• Goal
Repeat each record exactly as written, and drop any images.

• Extracted data
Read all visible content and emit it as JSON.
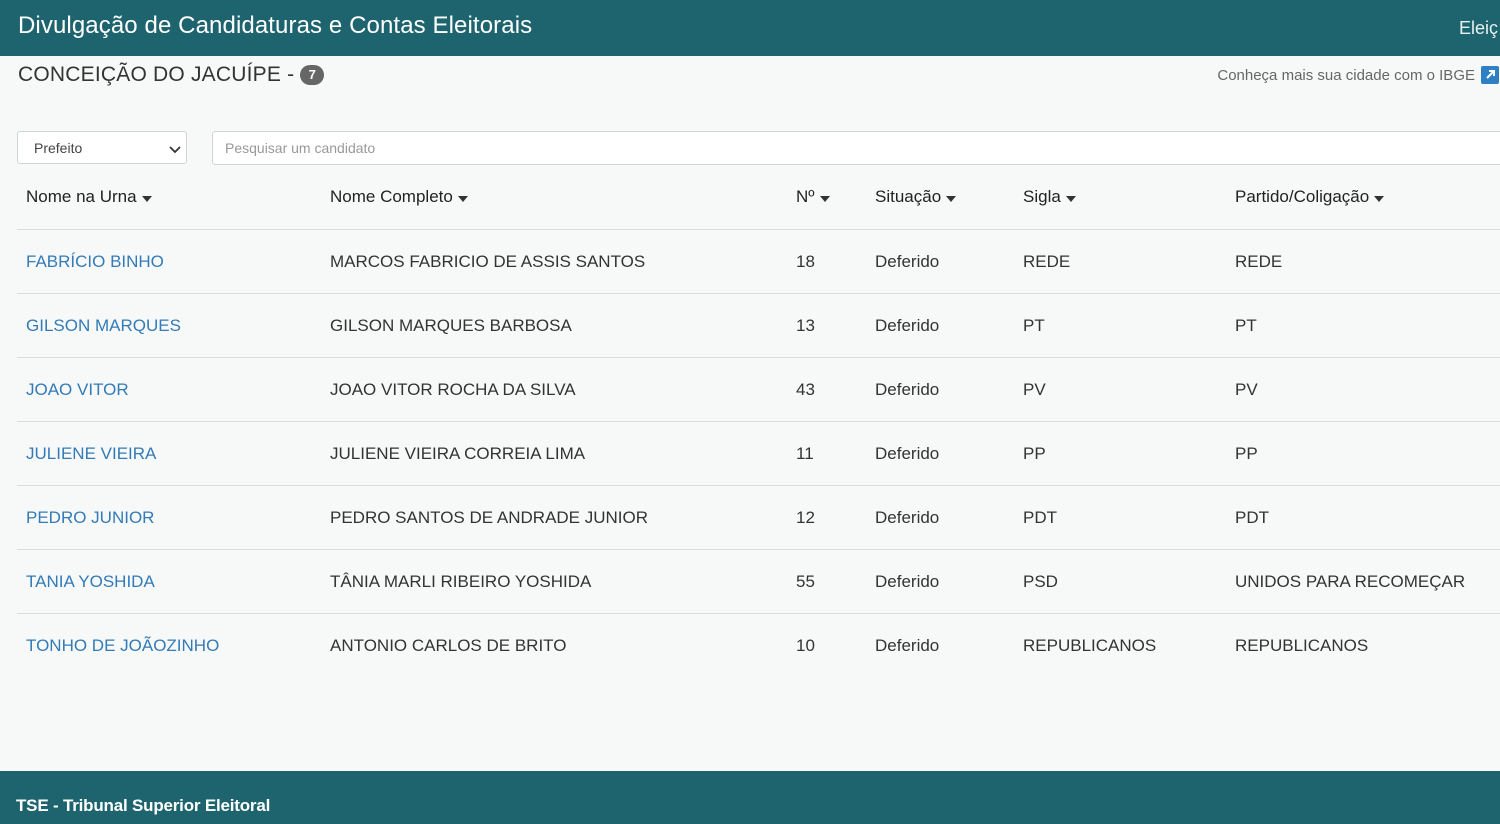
{
  "header": {
    "title": "Divulgação de Candidaturas e Contas Eleitorais",
    "right_text": "Eleiç"
  },
  "city": {
    "name": "CONCEIÇÃO DO JACUÍPE -",
    "count": "7",
    "ibge_link": "Conheça mais sua cidade com o IBGE",
    "ibge_icon": "external-link-icon"
  },
  "filters": {
    "office_selected": "Prefeito",
    "search_placeholder": "Pesquisar um candidato"
  },
  "table": {
    "columns": [
      "Nome na Urna",
      "Nome Completo",
      "Nº",
      "Situação",
      "Sigla",
      "Partido/Coligação"
    ],
    "rows": [
      [
        "FABRÍCIO BINHO",
        "MARCOS FABRICIO DE ASSIS SANTOS",
        "18",
        "Deferido",
        "REDE",
        "REDE"
      ],
      [
        "GILSON MARQUES",
        "GILSON MARQUES BARBOSA",
        "13",
        "Deferido",
        "PT",
        "PT"
      ],
      [
        "JOAO VITOR",
        "JOAO VITOR ROCHA DA SILVA",
        "43",
        "Deferido",
        "PV",
        "PV"
      ],
      [
        "JULIENE VIEIRA",
        "JULIENE VIEIRA CORREIA LIMA",
        "11",
        "Deferido",
        "PP",
        "PP"
      ],
      [
        "PEDRO JUNIOR",
        "PEDRO SANTOS DE ANDRADE JUNIOR",
        "12",
        "Deferido",
        "PDT",
        "PDT"
      ],
      [
        "TANIA YOSHIDA",
        "TÂNIA MARLI RIBEIRO YOSHIDA",
        "55",
        "Deferido",
        "PSD",
        "UNIDOS PARA RECOMEÇAR"
      ],
      [
        "TONHO DE JOÃOZINHO",
        "ANTONIO CARLOS DE BRITO",
        "10",
        "Deferido",
        "REPUBLICANOS",
        "REPUBLICANOS"
      ]
    ]
  },
  "footer": {
    "text": "TSE - Tribunal Superior Eleitoral"
  },
  "colors": {
    "brand": "#1e646e",
    "link": "#337ab7",
    "badge": "#666666"
  }
}
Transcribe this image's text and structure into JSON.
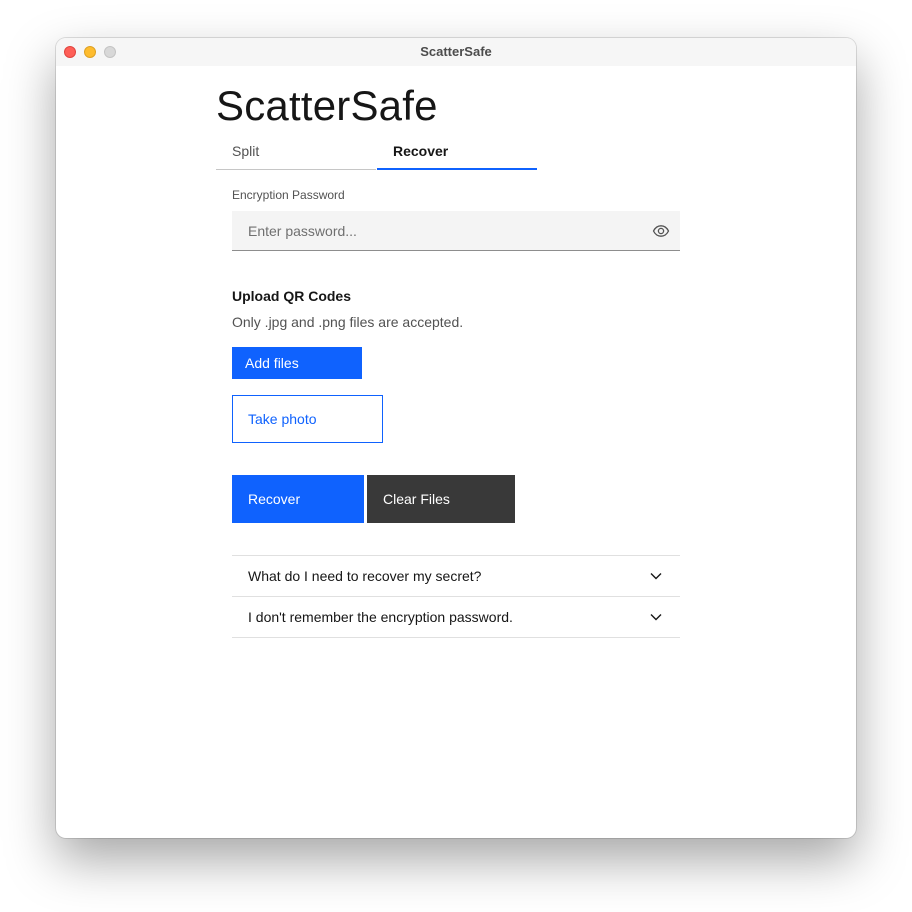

• Exercise result
Read all visible content and emit it as JSON.
{
  "header": {
    "title": "Divulgação de Candidaturas e Contas Eleitorais",
    "right_text": "Eleiç"
  },
  "city": {
    "name": "CONCEIÇÃO DO JACUÍPE -",
    "count": "7",
    "ibge_link": "Conheça mais sua cidade com o IBGE",
    "ibge_icon": "external-link-icon"
  },
  "filters": {
    "office_selected": "Prefeito",
    "search_placeholder": "Pesquisar um candidato"
  },
  "table": {
    "columns": [
      "Nome na Urna",
      "Nome Completo",
      "Nº",
      "Situação",
      "Sigla",
      "Partido/Coligação"
    ],
    "rows": [
      [
        "FABRÍCIO BINHO",
        "MARCOS FABRICIO DE ASSIS SANTOS",
        "18",
        "Deferido",
        "REDE",
        "REDE"
      ],
      [
        "GILSON MARQUES",
        "GILSON MARQUES BARBOSA",
        "13",
        "Deferido",
        "PT",
        "PT"
      ],
      [
        "JOAO VITOR",
        "JOAO VITOR ROCHA DA SILVA",
        "43",
        "Deferido",
        "PV",
        "PV"
      ],
      [
        "JULIENE VIEIRA",
        "JULIENE VIEIRA CORREIA LIMA",
        "11",
        "Deferido",
        "PP",
        "PP"
      ],
      [
        "PEDRO JUNIOR",
        "PEDRO SANTOS DE ANDRADE JUNIOR",
        "12",
        "Deferido",
        "PDT",
        "PDT"
      ],
      [
        "TANIA YOSHIDA",
        "TÂNIA MARLI RIBEIRO YOSHIDA",
        "55",
        "Deferido",
        "PSD",
        "UNIDOS PARA RECOMEÇAR"
      ],
      [
        "TONHO DE JOÃOZINHO",
        "ANTONIO CARLOS DE BRITO",
        "10",
        "Deferido",
        "REPUBLICANOS",
        "REPUBLICANOS"
      ]
    ]
  },
  "footer": {
    "text": "TSE - Tribunal Superior Eleitoral"
  },
  "colors": {
    "brand": "#1e646e",
    "link": "#337ab7",
    "badge": "#666666"
  }
}
Transcribe this image's text and structure into JSON.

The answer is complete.